Task details. Gather up the lines that contain "TradingView".

Given records.
————————
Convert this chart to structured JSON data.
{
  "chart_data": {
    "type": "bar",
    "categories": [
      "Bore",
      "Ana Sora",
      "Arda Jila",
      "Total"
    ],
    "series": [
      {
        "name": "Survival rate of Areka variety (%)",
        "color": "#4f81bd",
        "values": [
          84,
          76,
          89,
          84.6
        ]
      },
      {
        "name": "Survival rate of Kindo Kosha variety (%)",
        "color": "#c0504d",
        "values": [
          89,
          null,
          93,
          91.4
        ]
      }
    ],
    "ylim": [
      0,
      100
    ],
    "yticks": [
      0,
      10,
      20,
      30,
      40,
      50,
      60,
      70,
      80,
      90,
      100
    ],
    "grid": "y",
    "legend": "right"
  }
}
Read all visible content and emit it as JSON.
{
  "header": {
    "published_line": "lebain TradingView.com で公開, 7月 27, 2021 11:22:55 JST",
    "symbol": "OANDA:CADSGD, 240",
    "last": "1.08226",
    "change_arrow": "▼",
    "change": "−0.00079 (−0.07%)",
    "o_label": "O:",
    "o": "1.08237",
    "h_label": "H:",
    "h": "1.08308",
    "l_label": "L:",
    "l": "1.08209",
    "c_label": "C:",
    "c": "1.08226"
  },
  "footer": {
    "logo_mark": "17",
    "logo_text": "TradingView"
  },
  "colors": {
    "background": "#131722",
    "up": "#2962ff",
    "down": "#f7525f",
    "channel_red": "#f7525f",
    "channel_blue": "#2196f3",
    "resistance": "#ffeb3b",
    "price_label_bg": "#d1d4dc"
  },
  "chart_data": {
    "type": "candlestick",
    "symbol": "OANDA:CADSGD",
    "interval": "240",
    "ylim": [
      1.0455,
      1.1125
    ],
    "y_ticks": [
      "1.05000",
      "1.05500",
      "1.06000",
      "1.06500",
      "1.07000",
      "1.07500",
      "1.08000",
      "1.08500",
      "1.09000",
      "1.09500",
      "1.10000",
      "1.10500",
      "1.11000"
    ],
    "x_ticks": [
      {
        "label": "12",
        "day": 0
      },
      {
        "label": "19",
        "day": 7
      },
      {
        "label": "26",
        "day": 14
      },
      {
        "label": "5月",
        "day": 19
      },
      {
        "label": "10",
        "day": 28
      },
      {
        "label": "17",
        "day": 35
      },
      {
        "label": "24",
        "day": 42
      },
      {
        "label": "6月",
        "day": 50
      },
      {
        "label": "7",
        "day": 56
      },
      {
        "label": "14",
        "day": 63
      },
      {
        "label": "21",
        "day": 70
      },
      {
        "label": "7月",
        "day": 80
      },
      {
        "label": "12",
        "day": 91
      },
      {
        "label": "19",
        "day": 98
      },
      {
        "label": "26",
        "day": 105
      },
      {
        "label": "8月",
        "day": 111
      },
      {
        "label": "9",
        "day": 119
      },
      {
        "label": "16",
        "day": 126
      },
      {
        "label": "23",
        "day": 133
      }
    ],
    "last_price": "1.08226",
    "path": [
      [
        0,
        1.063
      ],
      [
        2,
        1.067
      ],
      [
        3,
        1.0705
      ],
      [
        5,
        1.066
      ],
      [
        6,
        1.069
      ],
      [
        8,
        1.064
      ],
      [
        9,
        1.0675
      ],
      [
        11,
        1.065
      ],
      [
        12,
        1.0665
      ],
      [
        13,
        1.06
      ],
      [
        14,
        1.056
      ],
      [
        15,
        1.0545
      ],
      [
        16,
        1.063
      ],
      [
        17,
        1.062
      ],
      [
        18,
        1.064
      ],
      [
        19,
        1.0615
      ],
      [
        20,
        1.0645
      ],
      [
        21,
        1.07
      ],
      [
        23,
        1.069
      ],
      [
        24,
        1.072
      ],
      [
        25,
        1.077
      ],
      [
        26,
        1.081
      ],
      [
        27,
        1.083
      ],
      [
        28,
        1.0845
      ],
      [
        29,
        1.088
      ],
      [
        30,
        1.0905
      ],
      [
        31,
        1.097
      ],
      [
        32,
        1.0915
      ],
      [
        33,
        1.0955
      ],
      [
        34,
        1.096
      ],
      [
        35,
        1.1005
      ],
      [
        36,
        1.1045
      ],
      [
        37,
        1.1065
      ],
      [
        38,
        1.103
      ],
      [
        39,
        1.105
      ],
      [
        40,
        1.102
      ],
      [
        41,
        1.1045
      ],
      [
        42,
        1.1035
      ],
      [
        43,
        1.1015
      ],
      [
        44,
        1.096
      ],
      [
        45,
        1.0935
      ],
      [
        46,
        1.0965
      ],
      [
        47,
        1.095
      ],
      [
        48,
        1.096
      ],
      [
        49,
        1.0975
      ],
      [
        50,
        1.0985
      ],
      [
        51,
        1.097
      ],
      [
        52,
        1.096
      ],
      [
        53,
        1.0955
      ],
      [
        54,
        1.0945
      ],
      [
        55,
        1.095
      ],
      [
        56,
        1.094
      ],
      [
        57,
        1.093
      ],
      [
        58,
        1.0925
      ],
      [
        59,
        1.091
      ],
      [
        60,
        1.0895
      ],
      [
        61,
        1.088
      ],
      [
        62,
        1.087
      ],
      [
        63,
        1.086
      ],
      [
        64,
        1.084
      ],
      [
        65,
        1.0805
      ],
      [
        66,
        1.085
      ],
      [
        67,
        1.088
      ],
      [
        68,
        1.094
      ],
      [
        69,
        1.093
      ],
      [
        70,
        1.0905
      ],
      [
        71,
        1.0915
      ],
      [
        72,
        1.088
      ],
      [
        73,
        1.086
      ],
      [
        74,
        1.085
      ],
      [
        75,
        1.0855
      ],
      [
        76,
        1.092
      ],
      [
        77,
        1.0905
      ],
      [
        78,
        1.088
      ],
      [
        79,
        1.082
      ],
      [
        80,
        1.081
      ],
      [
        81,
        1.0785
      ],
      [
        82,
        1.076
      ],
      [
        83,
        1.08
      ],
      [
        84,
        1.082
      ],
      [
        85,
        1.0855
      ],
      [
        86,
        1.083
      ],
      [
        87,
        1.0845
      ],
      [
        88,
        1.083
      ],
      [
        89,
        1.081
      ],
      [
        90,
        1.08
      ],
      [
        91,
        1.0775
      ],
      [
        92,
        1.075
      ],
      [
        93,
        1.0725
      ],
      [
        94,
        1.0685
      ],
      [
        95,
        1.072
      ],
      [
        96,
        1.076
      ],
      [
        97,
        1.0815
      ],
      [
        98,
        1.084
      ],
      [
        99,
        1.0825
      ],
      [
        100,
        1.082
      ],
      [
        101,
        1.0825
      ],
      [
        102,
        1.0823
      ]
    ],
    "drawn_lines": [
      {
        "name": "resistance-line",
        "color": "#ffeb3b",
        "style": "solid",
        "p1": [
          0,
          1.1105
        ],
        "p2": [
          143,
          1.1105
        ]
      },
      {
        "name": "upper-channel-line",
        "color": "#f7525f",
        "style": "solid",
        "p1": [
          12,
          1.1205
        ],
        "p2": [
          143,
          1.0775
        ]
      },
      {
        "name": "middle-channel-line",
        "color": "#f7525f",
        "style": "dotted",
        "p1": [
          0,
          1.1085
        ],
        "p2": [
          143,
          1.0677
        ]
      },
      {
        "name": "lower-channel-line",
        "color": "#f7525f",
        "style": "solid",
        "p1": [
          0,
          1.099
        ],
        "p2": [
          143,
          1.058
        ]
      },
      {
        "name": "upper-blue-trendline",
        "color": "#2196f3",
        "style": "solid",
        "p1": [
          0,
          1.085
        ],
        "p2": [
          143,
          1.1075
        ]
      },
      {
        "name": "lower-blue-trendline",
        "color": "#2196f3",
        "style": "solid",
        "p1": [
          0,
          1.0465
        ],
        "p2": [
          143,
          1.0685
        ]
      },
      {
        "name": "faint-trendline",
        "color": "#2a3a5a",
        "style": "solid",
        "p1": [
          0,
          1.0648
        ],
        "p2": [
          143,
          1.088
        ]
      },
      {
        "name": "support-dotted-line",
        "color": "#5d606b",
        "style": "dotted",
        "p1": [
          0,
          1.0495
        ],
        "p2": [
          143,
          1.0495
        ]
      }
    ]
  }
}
————————
Solution.
    "published_line": "lebain TradingView.com で公開, 7月 27, 2021 11:22:55 JST",
    "logo_text": "TradingView"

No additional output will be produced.